* _SUPPLIED DATA_
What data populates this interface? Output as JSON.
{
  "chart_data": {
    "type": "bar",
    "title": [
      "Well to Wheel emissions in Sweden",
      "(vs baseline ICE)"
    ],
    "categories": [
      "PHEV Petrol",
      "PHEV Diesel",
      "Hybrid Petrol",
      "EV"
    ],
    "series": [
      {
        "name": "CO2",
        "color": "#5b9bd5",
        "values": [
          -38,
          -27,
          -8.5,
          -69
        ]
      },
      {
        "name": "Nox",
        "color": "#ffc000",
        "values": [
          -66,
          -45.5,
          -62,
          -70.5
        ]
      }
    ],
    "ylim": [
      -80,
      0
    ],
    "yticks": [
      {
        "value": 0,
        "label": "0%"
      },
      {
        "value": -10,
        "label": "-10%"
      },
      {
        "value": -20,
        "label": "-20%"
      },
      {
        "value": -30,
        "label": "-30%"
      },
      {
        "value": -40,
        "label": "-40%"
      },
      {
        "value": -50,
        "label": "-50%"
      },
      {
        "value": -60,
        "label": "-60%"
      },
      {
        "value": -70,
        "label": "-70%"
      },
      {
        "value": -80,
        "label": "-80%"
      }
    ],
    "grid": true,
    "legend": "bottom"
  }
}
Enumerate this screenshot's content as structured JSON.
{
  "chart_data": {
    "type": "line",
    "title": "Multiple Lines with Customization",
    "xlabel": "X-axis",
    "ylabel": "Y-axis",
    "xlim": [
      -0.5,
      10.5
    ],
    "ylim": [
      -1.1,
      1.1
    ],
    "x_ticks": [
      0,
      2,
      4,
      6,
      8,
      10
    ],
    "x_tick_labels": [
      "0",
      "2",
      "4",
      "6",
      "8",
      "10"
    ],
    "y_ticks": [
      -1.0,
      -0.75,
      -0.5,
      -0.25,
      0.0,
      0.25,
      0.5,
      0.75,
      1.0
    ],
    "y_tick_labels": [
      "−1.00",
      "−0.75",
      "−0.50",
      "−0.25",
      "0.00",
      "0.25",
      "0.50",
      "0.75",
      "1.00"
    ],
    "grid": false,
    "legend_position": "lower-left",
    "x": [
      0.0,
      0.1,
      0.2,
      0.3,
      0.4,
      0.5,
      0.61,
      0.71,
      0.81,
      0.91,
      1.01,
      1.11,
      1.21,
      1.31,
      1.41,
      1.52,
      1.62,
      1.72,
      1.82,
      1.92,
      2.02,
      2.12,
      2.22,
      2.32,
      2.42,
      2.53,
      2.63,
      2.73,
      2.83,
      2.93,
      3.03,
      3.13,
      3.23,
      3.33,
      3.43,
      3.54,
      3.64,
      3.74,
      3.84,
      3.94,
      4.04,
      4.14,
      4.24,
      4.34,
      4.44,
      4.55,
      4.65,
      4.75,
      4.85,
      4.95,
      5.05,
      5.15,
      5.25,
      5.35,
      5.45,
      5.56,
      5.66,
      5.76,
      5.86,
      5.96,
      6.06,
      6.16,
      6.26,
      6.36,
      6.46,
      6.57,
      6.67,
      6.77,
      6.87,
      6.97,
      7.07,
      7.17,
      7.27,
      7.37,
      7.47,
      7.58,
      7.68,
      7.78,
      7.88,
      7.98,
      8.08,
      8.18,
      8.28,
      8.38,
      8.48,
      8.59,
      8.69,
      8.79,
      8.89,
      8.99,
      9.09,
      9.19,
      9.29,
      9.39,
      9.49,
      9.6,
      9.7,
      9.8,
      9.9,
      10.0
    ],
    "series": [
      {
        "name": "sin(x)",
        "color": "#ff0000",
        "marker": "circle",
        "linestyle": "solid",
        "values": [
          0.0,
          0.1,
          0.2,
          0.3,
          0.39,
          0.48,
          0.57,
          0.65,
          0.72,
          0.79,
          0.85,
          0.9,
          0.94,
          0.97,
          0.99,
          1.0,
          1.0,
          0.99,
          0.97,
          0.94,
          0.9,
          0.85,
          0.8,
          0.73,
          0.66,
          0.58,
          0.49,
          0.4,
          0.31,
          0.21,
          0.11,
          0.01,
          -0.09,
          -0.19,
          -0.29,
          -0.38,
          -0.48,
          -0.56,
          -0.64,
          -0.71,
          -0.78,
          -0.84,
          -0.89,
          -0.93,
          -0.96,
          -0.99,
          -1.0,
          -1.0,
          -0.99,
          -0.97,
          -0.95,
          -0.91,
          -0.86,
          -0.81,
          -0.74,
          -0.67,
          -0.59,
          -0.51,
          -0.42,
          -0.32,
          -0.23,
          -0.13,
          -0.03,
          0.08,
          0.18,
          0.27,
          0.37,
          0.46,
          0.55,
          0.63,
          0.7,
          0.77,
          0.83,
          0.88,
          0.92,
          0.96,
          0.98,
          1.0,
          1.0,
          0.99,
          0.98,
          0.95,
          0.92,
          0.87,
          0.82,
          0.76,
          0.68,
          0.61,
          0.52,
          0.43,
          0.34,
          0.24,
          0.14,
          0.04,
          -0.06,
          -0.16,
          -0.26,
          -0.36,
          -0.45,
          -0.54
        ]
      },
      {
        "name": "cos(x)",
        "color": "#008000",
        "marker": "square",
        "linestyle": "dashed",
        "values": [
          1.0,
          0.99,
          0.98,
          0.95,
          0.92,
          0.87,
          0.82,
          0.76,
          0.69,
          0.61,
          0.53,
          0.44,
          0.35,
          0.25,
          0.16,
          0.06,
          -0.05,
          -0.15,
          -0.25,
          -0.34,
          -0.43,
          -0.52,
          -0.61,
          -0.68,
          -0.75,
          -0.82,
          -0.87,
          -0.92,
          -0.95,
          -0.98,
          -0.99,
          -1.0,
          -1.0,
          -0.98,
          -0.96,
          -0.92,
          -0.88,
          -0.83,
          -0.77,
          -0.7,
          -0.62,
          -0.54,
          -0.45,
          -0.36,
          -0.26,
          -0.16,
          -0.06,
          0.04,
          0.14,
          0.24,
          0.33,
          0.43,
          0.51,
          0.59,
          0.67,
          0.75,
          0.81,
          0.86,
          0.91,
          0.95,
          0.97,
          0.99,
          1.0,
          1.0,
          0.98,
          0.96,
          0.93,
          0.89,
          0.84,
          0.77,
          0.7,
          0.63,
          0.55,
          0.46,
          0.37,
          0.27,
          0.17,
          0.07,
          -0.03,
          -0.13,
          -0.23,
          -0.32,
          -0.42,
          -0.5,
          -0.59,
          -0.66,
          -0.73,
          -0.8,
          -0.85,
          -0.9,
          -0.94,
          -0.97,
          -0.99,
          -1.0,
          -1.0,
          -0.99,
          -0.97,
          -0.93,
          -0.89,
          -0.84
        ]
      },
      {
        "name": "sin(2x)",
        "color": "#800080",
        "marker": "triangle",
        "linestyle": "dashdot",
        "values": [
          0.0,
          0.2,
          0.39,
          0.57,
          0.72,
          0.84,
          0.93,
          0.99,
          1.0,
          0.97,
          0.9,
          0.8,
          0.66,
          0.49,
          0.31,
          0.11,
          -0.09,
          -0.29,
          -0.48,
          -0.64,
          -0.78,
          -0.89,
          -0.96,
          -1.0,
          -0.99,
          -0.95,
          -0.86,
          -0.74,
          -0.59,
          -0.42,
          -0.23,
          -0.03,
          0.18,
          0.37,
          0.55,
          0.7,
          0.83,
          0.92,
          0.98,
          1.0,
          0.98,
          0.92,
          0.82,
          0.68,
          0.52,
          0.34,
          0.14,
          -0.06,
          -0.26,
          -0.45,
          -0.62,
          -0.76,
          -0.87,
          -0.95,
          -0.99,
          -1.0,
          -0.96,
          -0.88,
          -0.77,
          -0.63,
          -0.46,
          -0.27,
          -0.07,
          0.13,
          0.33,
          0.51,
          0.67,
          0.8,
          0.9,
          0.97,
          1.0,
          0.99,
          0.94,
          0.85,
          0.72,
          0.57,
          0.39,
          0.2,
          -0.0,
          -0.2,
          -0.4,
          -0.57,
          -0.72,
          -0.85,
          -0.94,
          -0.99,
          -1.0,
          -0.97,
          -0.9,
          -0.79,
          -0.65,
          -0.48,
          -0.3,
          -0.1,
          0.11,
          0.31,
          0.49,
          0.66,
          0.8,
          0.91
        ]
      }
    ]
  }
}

* _TASK DETAILS_
Using the records above, gather all lines where the string "name" is present.

* _OUTPUT FOR THIS EXERCISE_
        "name": "CO2",
        "name": "Nox",
        "name": "sin(x)",
        "name": "cos(x)",
        "name": "sin(2x)",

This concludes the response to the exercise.